[Data supplied]
[Begin]

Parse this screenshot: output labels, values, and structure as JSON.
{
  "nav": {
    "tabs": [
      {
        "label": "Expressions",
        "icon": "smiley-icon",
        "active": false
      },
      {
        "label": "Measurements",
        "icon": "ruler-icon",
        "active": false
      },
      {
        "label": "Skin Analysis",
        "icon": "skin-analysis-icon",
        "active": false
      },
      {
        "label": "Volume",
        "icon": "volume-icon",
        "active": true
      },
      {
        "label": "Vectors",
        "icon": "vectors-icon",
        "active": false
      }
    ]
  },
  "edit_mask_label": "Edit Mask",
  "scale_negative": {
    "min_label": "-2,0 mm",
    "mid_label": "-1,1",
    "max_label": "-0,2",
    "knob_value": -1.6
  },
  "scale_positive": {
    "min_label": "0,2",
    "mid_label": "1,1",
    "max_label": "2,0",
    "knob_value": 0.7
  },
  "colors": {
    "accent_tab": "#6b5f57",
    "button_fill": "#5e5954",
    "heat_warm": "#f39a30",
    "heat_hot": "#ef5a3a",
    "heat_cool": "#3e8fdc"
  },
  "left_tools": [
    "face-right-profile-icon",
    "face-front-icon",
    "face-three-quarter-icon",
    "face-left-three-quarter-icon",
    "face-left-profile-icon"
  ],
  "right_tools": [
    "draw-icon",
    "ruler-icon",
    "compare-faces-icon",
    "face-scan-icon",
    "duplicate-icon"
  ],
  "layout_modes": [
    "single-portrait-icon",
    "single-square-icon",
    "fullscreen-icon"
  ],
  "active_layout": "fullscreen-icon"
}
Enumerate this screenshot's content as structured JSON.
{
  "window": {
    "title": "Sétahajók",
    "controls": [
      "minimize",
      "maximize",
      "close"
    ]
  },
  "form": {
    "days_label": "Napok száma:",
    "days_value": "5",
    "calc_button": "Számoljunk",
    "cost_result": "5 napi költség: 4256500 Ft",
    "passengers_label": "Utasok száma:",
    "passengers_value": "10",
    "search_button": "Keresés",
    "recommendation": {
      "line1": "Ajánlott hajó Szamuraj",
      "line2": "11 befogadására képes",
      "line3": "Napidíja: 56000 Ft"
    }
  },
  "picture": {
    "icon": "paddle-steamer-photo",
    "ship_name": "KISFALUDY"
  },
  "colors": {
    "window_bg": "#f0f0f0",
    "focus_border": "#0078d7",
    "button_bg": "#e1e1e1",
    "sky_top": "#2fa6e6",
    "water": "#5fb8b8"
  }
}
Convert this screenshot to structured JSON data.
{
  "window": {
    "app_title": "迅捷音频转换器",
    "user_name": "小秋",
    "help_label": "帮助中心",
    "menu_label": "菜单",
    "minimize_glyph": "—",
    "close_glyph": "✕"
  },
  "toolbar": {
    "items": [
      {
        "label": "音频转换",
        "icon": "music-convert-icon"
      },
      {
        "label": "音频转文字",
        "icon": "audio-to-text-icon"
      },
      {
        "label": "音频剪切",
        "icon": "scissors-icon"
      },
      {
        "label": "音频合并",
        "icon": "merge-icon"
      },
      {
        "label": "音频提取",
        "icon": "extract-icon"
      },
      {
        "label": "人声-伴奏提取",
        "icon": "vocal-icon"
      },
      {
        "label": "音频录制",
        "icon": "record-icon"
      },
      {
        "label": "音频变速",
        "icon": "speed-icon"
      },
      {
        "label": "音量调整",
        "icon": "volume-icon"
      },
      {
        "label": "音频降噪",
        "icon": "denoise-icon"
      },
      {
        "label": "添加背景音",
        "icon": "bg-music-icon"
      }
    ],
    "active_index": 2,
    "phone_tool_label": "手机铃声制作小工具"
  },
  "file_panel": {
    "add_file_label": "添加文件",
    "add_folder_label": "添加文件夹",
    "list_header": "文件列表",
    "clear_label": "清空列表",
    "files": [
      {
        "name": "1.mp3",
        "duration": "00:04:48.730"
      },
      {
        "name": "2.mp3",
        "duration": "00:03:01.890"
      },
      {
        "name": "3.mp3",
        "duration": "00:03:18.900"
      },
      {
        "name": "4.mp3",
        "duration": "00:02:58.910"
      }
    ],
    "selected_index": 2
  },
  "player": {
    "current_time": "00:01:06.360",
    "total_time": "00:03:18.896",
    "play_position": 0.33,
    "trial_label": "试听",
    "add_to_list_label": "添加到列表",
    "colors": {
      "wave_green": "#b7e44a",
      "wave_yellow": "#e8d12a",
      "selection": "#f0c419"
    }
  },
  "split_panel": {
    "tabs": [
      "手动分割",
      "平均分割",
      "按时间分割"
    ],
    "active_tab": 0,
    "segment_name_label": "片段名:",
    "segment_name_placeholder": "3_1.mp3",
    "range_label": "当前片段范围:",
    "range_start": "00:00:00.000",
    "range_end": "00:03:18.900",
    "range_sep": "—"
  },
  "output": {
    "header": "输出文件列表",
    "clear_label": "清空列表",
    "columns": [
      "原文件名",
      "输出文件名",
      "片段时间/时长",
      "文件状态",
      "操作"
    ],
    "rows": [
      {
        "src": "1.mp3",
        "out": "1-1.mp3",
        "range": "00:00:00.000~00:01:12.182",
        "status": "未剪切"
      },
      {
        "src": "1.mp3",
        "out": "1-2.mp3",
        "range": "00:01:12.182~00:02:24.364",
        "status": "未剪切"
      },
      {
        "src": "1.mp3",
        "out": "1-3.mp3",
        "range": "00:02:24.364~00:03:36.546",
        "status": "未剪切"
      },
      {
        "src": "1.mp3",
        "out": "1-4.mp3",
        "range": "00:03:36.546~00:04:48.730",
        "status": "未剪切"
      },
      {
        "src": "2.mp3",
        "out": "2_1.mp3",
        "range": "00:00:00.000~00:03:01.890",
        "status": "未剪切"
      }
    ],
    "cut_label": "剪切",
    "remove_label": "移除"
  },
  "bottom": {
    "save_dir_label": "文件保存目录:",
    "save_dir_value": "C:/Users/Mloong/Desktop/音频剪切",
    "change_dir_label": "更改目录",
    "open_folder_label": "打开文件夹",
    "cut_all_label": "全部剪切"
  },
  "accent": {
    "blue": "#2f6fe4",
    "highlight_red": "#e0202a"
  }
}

[End]

Transcribe the entire listing above precisely.

[Answer for this exercise]
Parse this screenshot: output labels, values, and structure as JSON.
{
  "nav": {
    "tabs": [
      {
        "label": "Expressions",
        "icon": "smiley-icon",
        "active": false
      },
      {
        "label": "Measurements",
        "icon": "ruler-icon",
        "active": false
      },
      {
        "label": "Skin Analysis",
        "icon": "skin-analysis-icon",
        "active": false
      },
      {
        "label": "Volume",
        "icon": "volume-icon",
        "active": true
      },
      {
        "label": "Vectors",
        "icon": "vectors-icon",
        "active": false
      }
    ]
  },
  "edit_mask_label": "Edit Mask",
  "scale_negative": {
    "min_label": "-2,0 mm",
    "mid_label": "-1,1",
    "max_label": "-0,2",
    "knob_value": -1.6
  },
  "scale_positive": {
    "min_label": "0,2",
    "mid_label": "1,1",
    "max_label": "2,0",
    "knob_value": 0.7
  },
  "colors": {
    "accent_tab": "#6b5f57",
    "button_fill": "#5e5954",
    "heat_warm": "#f39a30",
    "heat_hot": "#ef5a3a",
    "heat_cool": "#3e8fdc"
  },
  "left_tools": [
    "face-right-profile-icon",
    "face-front-icon",
    "face-three-quarter-icon",
    "face-left-three-quarter-icon",
    "face-left-profile-icon"
  ],
  "right_tools": [
    "draw-icon",
    "ruler-icon",
    "compare-faces-icon",
    "face-scan-icon",
    "duplicate-icon"
  ],
  "layout_modes": [
    "single-portrait-icon",
    "single-square-icon",
    "fullscreen-icon"
  ],
  "active_layout": "fullscreen-icon"
}
Enumerate this screenshot's content as structured JSON.
{
  "window": {
    "title": "Sétahajók",
    "controls": [
      "minimize",
      "maximize",
      "close"
    ]
  },
  "form": {
    "days_label": "Napok száma:",
    "days_value": "5",
    "calc_button": "Számoljunk",
    "cost_result": "5 napi költség: 4256500 Ft",
    "passengers_label": "Utasok száma:",
    "passengers_value": "10",
    "search_button": "Keresés",
    "recommendation": {
      "line1": "Ajánlott hajó Szamuraj",
      "line2": "11 befogadására képes",
      "line3": "Napidíja: 56000 Ft"
    }
  },
  "picture": {
    "icon": "paddle-steamer-photo",
    "ship_name": "KISFALUDY"
  },
  "colors": {
    "window_bg": "#f0f0f0",
    "focus_border": "#0078d7",
    "button_bg": "#e1e1e1",
    "sky_top": "#2fa6e6",
    "water": "#5fb8b8"
  }
}
Convert this screenshot to structured JSON data.
{
  "window": {
    "app_title": "迅捷音频转换器",
    "user_name": "小秋",
    "help_label": "帮助中心",
    "menu_label": "菜单",
    "minimize_glyph": "—",
    "close_glyph": "✕"
  },
  "toolbar": {
    "items": [
      {
        "label": "音频转换",
        "icon": "music-convert-icon"
      },
      {
        "label": "音频转文字",
        "icon": "audio-to-text-icon"
      },
      {
        "label": "音频剪切",
        "icon": "scissors-icon"
      },
      {
        "label": "音频合并",
        "icon": "merge-icon"
      },
      {
        "label": "音频提取",
        "icon": "extract-icon"
      },
      {
        "label": "人声-伴奏提取",
        "icon": "vocal-icon"
      },
      {
        "label": "音频录制",
        "icon": "record-icon"
      },
      {
        "label": "音频变速",
        "icon": "speed-icon"
      },
      {
        "label": "音量调整",
        "icon": "volume-icon"
      },
      {
        "label": "音频降噪",
        "icon": "denoise-icon"
      },
      {
        "label": "添加背景音",
        "icon": "bg-music-icon"
      }
    ],
    "active_index": 2,
    "phone_tool_label": "手机铃声制作小工具"
  },
  "file_panel": {
    "add_file_label": "添加文件",
    "add_folder_label": "添加文件夹",
    "list_header": "文件列表",
    "clear_label": "清空列表",
    "files": [
      {
        "name": "1.mp3",
        "duration": "00:04:48.730"
      },
      {
        "name": "2.mp3",
        "duration": "00:03:01.890"
      },
      {
        "name": "3.mp3",
        "duration": "00:03:18.900"
      },
      {
        "name": "4.mp3",
        "duration": "00:02:58.910"
      }
    ],
    "selected_index": 2
  },
  "player": {
    "current_time": "00:01:06.360",
    "total_time": "00:03:18.896",
    "play_position": 0.33,
    "trial_label": "试听",
    "add_to_list_label": "添加到列表",
    "colors": {
      "wave_green": "#b7e44a",
      "wave_yellow": "#e8d12a",
      "selection": "#f0c419"
    }
  },
  "split_panel": {
    "tabs": [
      "手动分割",
      "平均分割",
      "按时间分割"
    ],
    "active_tab": 0,
    "segment_name_label": "片段名:",
    "segment_name_placeholder": "3_1.mp3",
    "range_label": "当前片段范围:",
    "range_start": "00:00:00.000",
    "range_end": "00:03:18.900",
    "range_sep": "—"
  },
  "output": {
    "header": "输出文件列表",
    "clear_label": "清空列表",
    "columns": [
      "原文件名",
      "输出文件名",
      "片段时间/时长",
      "文件状态",
      "操作"
    ],
    "rows": [
      {
        "src": "1.mp3",
        "out": "1-1.mp3",
        "range": "00:00:00.000~00:01:12.182",
        "status": "未剪切"
      },
      {
        "src": "1.mp3",
        "out": "1-2.mp3",
        "range": "00:01:12.182~00:02:24.364",
        "status": "未剪切"
      },
      {
        "src": "1.mp3",
        "out": "1-3.mp3",
        "range": "00:02:24.364~00:03:36.546",
        "status": "未剪切"
      },
      {
        "src": "1.mp3",
        "out": "1-4.mp3",
        "range": "00:03:36.546~00:04:48.730",
        "status": "未剪切"
      },
      {
        "src": "2.mp3",
        "out": "2_1.mp3",
        "range": "00:00:00.000~00:03:01.890",
        "status": "未剪切"
      }
    ],
    "cut_label": "剪切",
    "remove_label": "移除"
  },
  "bottom": {
    "save_dir_label": "文件保存目录:",
    "save_dir_value": "C:/Users/Mloong/Desktop/音频剪切",
    "change_dir_label": "更改目录",
    "open_folder_label": "打开文件夹",
    "cut_all_label": "全部剪切"
  },
  "accent": {
    "blue": "#2f6fe4",
    "highlight_red": "#e0202a"
  }
}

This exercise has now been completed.